====== DATA FOR THIS EXERCISE ======

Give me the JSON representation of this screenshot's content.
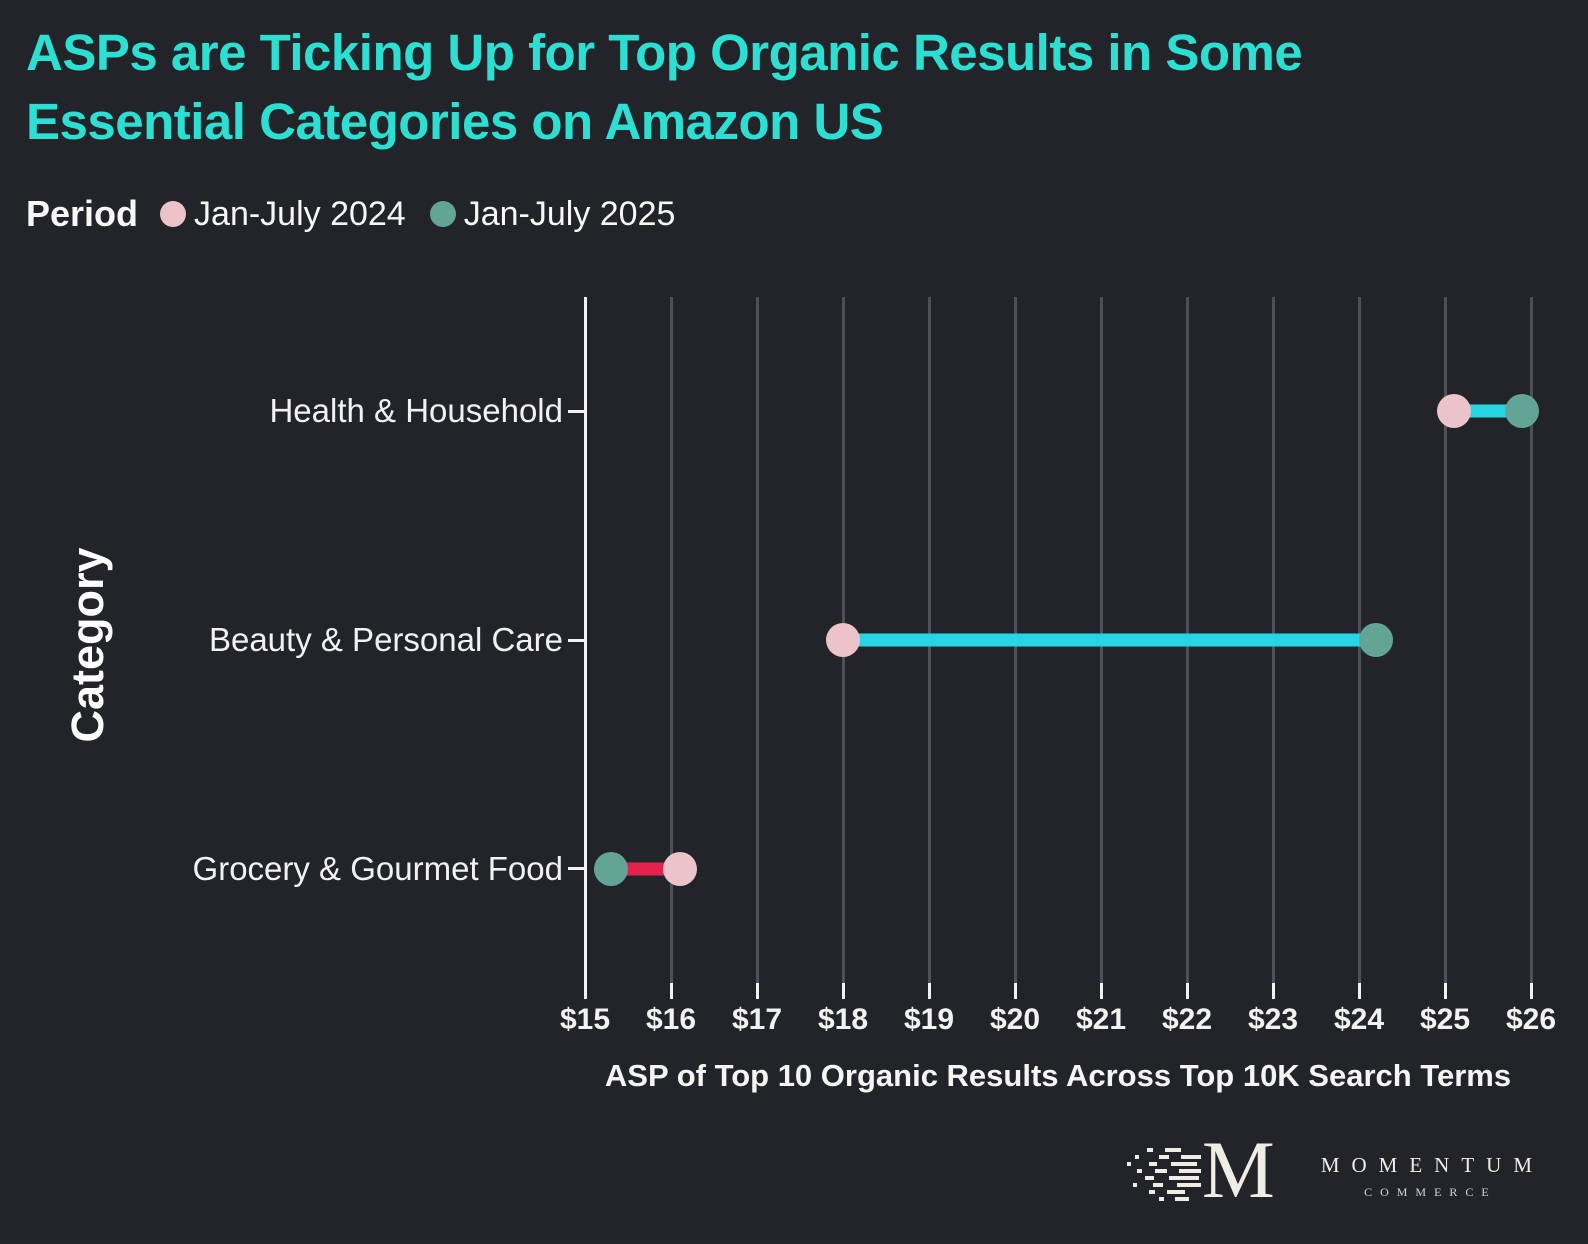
{
  "title": {
    "line1": "ASPs are Ticking Up for Top Organic Results in Some",
    "line2": "Essential Categories on Amazon US"
  },
  "legend": {
    "label": "Period",
    "items": [
      {
        "label": "Jan-July 2024",
        "color": "#edc3ca"
      },
      {
        "label": "Jan-July 2025",
        "color": "#62a597"
      }
    ]
  },
  "chart_data": {
    "type": "dumbbell",
    "categories": [
      "Health & Household",
      "Beauty & Personal Care",
      "Grocery & Gourmet Food"
    ],
    "series": [
      {
        "name": "Jan-July 2024",
        "color": "#edc3ca",
        "values": [
          25.1,
          18.0,
          16.1
        ]
      },
      {
        "name": "Jan-July 2025",
        "color": "#62a597",
        "values": [
          25.9,
          24.2,
          15.3
        ]
      }
    ],
    "connector_colors": [
      "#26d7e3",
      "#26d7e3",
      "#e2234e"
    ],
    "increase_color": "#26d7e3",
    "decrease_color": "#e2234e",
    "title": "ASPs are Ticking Up for Top Organic Results in Some Essential Categories on Amazon US",
    "xlabel": "ASP of Top 10 Organic Results Across Top 10K Search Terms",
    "ylabel": "Category",
    "xlim": [
      15,
      26
    ],
    "xticks": [
      "$15",
      "$16",
      "$17",
      "$18",
      "$19",
      "$20",
      "$21",
      "$22",
      "$23",
      "$24",
      "$25",
      "$26"
    ],
    "grid": "vertical",
    "legend_position": "top-left",
    "background": "#22242a",
    "grid_color": "#4d5056",
    "axis_color": "#f2f2f2",
    "title_color": "#2be0d2"
  },
  "logo": {
    "monogram": "M",
    "name": "MOMENTUM",
    "sub": "COMMERCE"
  }
}
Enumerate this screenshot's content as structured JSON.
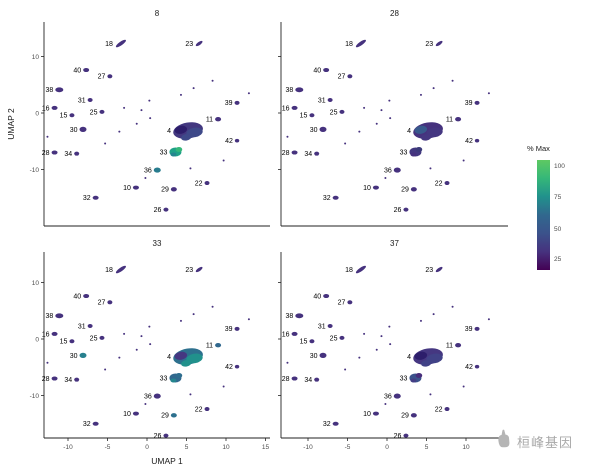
{
  "figure": {
    "watermark_text": "桓峰基因"
  },
  "legend": {
    "title": "% Max",
    "tick_labels": [
      "100",
      "75",
      "50",
      "25"
    ],
    "gradient_colors": [
      "#5ec962",
      "#35b779",
      "#21918c",
      "#31688e",
      "#3b528b",
      "#46327e",
      "#440154"
    ]
  },
  "chart_data": {
    "type": "scatter",
    "subtype": "umap-feature-plot-facets",
    "title": "",
    "xlabel": "UMAP 1",
    "ylabel": "UMAP 2",
    "facets": [
      "8",
      "28",
      "33",
      "37"
    ],
    "x_range": [
      -14,
      15.5
    ],
    "y_range": [
      -20,
      14
    ],
    "x_ticks_bottom_left": [
      -10,
      -5,
      0,
      5,
      10,
      15
    ],
    "x_ticks_bottom_right": [
      -10,
      -5,
      0,
      5,
      10
    ],
    "y_ticks": [
      10,
      0,
      -10
    ],
    "colorbar": {
      "title": "% Max",
      "ticks": [
        100,
        75,
        50,
        25
      ]
    },
    "clusters": [
      {
        "label": "18",
        "x": -3.3,
        "y": 12.3,
        "rx": 6,
        "ry": 1.8,
        "rot": -35
      },
      {
        "label": "23",
        "x": 6.6,
        "y": 12.3,
        "rx": 4,
        "ry": 1.6,
        "rot": -35
      },
      {
        "label": "40",
        "x": -7.7,
        "y": 7.6,
        "rx": 3,
        "ry": 2
      },
      {
        "label": "27",
        "x": -4.7,
        "y": 6.5,
        "rx": 2.5,
        "ry": 2
      },
      {
        "label": "38",
        "x": -11.1,
        "y": 4.1,
        "rx": 4,
        "ry": 2.4
      },
      {
        "label": "31",
        "x": -7.2,
        "y": 2.3,
        "rx": 2.5,
        "ry": 2
      },
      {
        "label": "16",
        "x": -11.7,
        "y": 0.9,
        "rx": 3,
        "ry": 2
      },
      {
        "label": "15",
        "x": -9.5,
        "y": -0.4,
        "rx": 2.5,
        "ry": 2
      },
      {
        "label": "25",
        "x": -5.7,
        "y": 0.2,
        "rx": 2.5,
        "ry": 2
      },
      {
        "label": "30",
        "x": -8.1,
        "y": -2.9,
        "rx": 3.5,
        "ry": 2.6
      },
      {
        "label": "39",
        "x": 11.4,
        "y": 1.8,
        "rx": 2.5,
        "ry": 2
      },
      {
        "label": "11",
        "x": 9.0,
        "y": -1.1,
        "rx": 3,
        "ry": 2.2
      },
      {
        "label": "4",
        "x": 5.2,
        "y": -3.1,
        "rx": 15,
        "ry": 8,
        "rot": -10,
        "blob": true
      },
      {
        "label": "33",
        "x": 3.6,
        "y": -6.9,
        "rx": 6,
        "ry": 4.5,
        "blob2": true
      },
      {
        "label": "42",
        "x": 11.4,
        "y": -4.9,
        "rx": 2.2,
        "ry": 1.8
      },
      {
        "label": "28",
        "x": -11.7,
        "y": -7.0,
        "rx": 3,
        "ry": 2
      },
      {
        "label": "34",
        "x": -8.9,
        "y": -7.2,
        "rx": 2.5,
        "ry": 2
      },
      {
        "label": "36",
        "x": 1.3,
        "y": -10.1,
        "rx": 3.5,
        "ry": 2.6
      },
      {
        "label": "10",
        "x": -1.4,
        "y": -13.2,
        "rx": 3,
        "ry": 2
      },
      {
        "label": "29",
        "x": 3.4,
        "y": -13.5,
        "rx": 3,
        "ry": 2.2
      },
      {
        "label": "22",
        "x": 7.6,
        "y": -12.4,
        "rx": 2.5,
        "ry": 2
      },
      {
        "label": "26",
        "x": 2.4,
        "y": -17.1,
        "rx": 2.5,
        "ry": 2
      },
      {
        "label": "32",
        "x": -6.5,
        "y": -15.0,
        "rx": 3,
        "ry": 2
      }
    ],
    "specks": [
      [
        -0.7,
        0.5
      ],
      [
        0.4,
        -0.9
      ],
      [
        -2.9,
        0.9
      ],
      [
        5.9,
        4.4
      ],
      [
        8.3,
        5.7
      ],
      [
        12.9,
        3.5
      ],
      [
        -12.6,
        -4.2
      ],
      [
        -3.5,
        -3.3
      ],
      [
        0.3,
        2.2
      ],
      [
        6.8,
        -2.5
      ],
      [
        -5.3,
        -5.4
      ],
      [
        4.3,
        3.2
      ],
      [
        -1.3,
        -1.9
      ],
      [
        9.7,
        -8.4
      ],
      [
        -0.2,
        -11.5
      ],
      [
        5.5,
        -9.8
      ]
    ],
    "panels": [
      {
        "title": "8",
        "overrides": {
          "4": [
            "#433880",
            "#3e4989",
            "#2d1e6b"
          ],
          "33": [
            "#1fa187",
            "#35b779",
            "#25858e"
          ],
          "36": "#287c8e"
        }
      },
      {
        "title": "28",
        "overrides": {
          "4": [
            "#46327e",
            "#453781",
            "#38598c"
          ],
          "33": [
            "#433880",
            "#3b3a79",
            "#46327e"
          ]
        }
      },
      {
        "title": "33",
        "overrides": {
          "4": [
            "#2d708e",
            "#21918c",
            "#453781"
          ],
          "33": [
            "#31688e",
            "#2e6d8e",
            "#25858e"
          ],
          "29": "#2d708e",
          "11": "#31688e",
          "30": "#27808e"
        }
      },
      {
        "title": "37",
        "overrides": {
          "4": [
            "#453781",
            "#414287",
            "#2d1e6b"
          ],
          "33": [
            "#3b528b",
            "#472d7b",
            "#433e85"
          ]
        }
      }
    ]
  }
}
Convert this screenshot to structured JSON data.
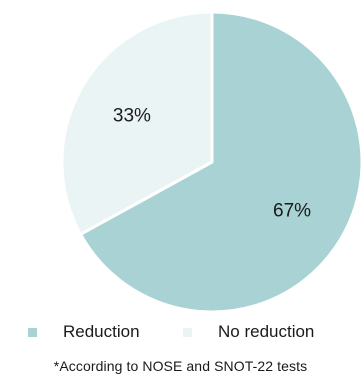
{
  "chart_data": {
    "type": "pie",
    "slices": [
      {
        "label": "Reduction",
        "value": 67,
        "value_label": "67%",
        "color": "#a8d2d4"
      },
      {
        "label": "No reduction",
        "value": 33,
        "value_label": "33%",
        "color": "#eaf4f4"
      }
    ],
    "start_angle_deg": 0,
    "direction": "clockwise",
    "legend_position": "bottom",
    "footnote": "*According to NOSE and SNOT-22 tests"
  }
}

======

Each line in the data that holds the string "July" should be found and copied.

        "label": "Jan-July 2024",
        "label": "Jan-July 2025",
        "name": "Jan-July 2024",
        "name": "Jan-July 2025",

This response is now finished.